WHAT IS BEING ASKED:
Skip all pictures, then print the remaining material exactly.

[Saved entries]
** start **

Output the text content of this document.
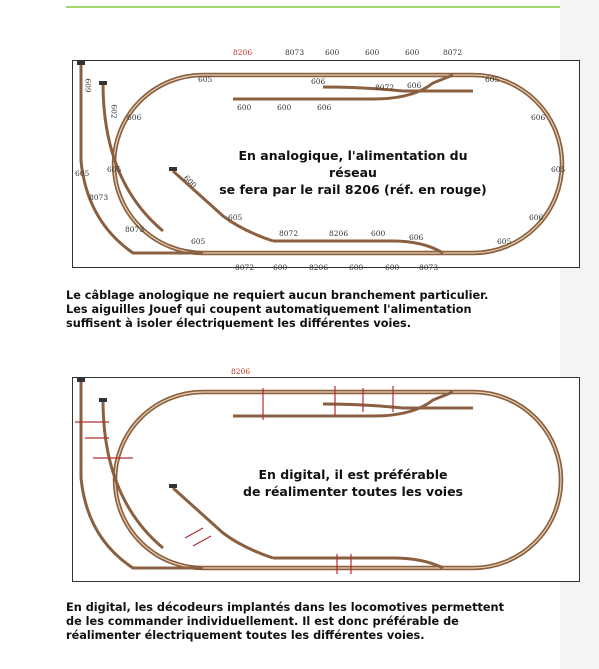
8206	8073	600	600	600	8072
606
8072 606
600	600	606
605	605
606	606
605 605	605
8073
8073
605
605
600
609
602
8072	8206	600	606
606
605
8072	600	8206	600	600	8073
En analogique, l'alimentation du réseau
se fera par le rail 8206 (réf. en rouge)
Le câblage anologique ne requiert aucun branchement particulier.
Les aiguilles Jouef qui coupent automatiquement l'alimentation
suffisent à isoler électriquement les différentes voies.
8206
En digital, il est préférable
de réalimenter toutes les voies
En digital, les décodeurs implantés dans les locomotives permettent
de les commander individuellement. Il est donc préférable de
réalimenter électriquement toutes les différentes voies.
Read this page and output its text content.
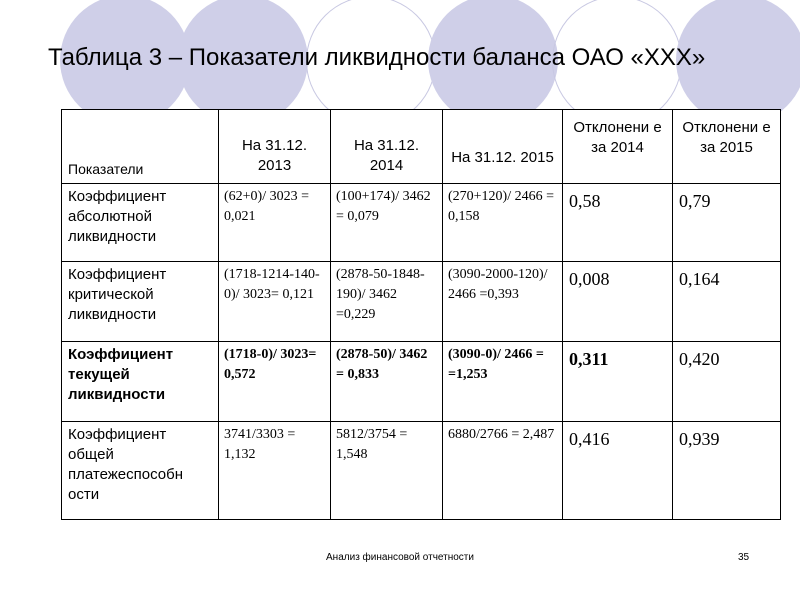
Таблица 3 – Показатели ликвидности баланса ОАО «ХХХ»
Показатели	На 31.12. 2013	На 31.12. 2014	На 31.12. 2015	Отклонени е за 2014	Отклонени е за 2015
Коэффициент абсолютной ликвидности	(62+0)/ 3023 = 0,021	(100+174)/ 3462 = 0,079	(270+120)/ 2466 = 0,158	0,58	0,79
Коэффициент критической ликвидности	(1718-1214-140-0)/ 3023= 0,121	(2878-50-1848-190)/ 3462 =0,229	(3090-2000-120)/ 2466 =0,393	0,008	0,164
Коэффициент текущей ликвидности	(1718-0)/ 3023= 0,572	(2878-50)/ 3462 = 0,833	(3090-0)/ 2466 = =1,253	0,311	0,420
Коэффициент общей платежеспособн ости	3741/3303 = 1,132	5812/3754 = 1,548	6880/2766 = 2,487	0,416	0,939
Анализ финансовой отчетности	35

** end **

PROBLEM SOLUTION:
Output the text content of this document.
8206	8073	600	600	600	8072
606
8072 606
600	600	606
605	605
606	606
605 605	605
8073
8073
605
605
600
609
602
8072	8206	600	606
606
605
8072	600	8206	600	600	8073
En analogique, l'alimentation du réseau
se fera par le rail 8206 (réf. en rouge)
Le câblage anologique ne requiert aucun branchement particulier.
Les aiguilles Jouef qui coupent automatiquement l'alimentation
suffisent à isoler électriquement les différentes voies.
8206
En digital, il est préférable
de réalimenter toutes les voies
En digital, les décodeurs implantés dans les locomotives permettent
de les commander individuellement. Il est donc préférable de
réalimenter électriquement toutes les différentes voies.
Read this page and output its text content.
Таблица 3 – Показатели ликвидности баланса ОАО «ХХХ»
Показатели	На 31.12. 2013	На 31.12. 2014	На 31.12. 2015	Отклонени е за 2014	Отклонени е за 2015
Коэффициент абсолютной ликвидности	(62+0)/ 3023 = 0,021	(100+174)/ 3462 = 0,079	(270+120)/ 2466 = 0,158	0,58	0,79
Коэффициент критической ликвидности	(1718-1214-140-0)/ 3023= 0,121	(2878-50-1848-190)/ 3462 =0,229	(3090-2000-120)/ 2466 =0,393	0,008	0,164
Коэффициент текущей ликвидности	(1718-0)/ 3023= 0,572	(2878-50)/ 3462 = 0,833	(3090-0)/ 2466 = =1,253	0,311	0,420
Коэффициент общей платежеспособн ости	3741/3303 = 1,132	5812/3754 = 1,548	6880/2766 = 2,487	0,416	0,939
Анализ финансовой отчетности	35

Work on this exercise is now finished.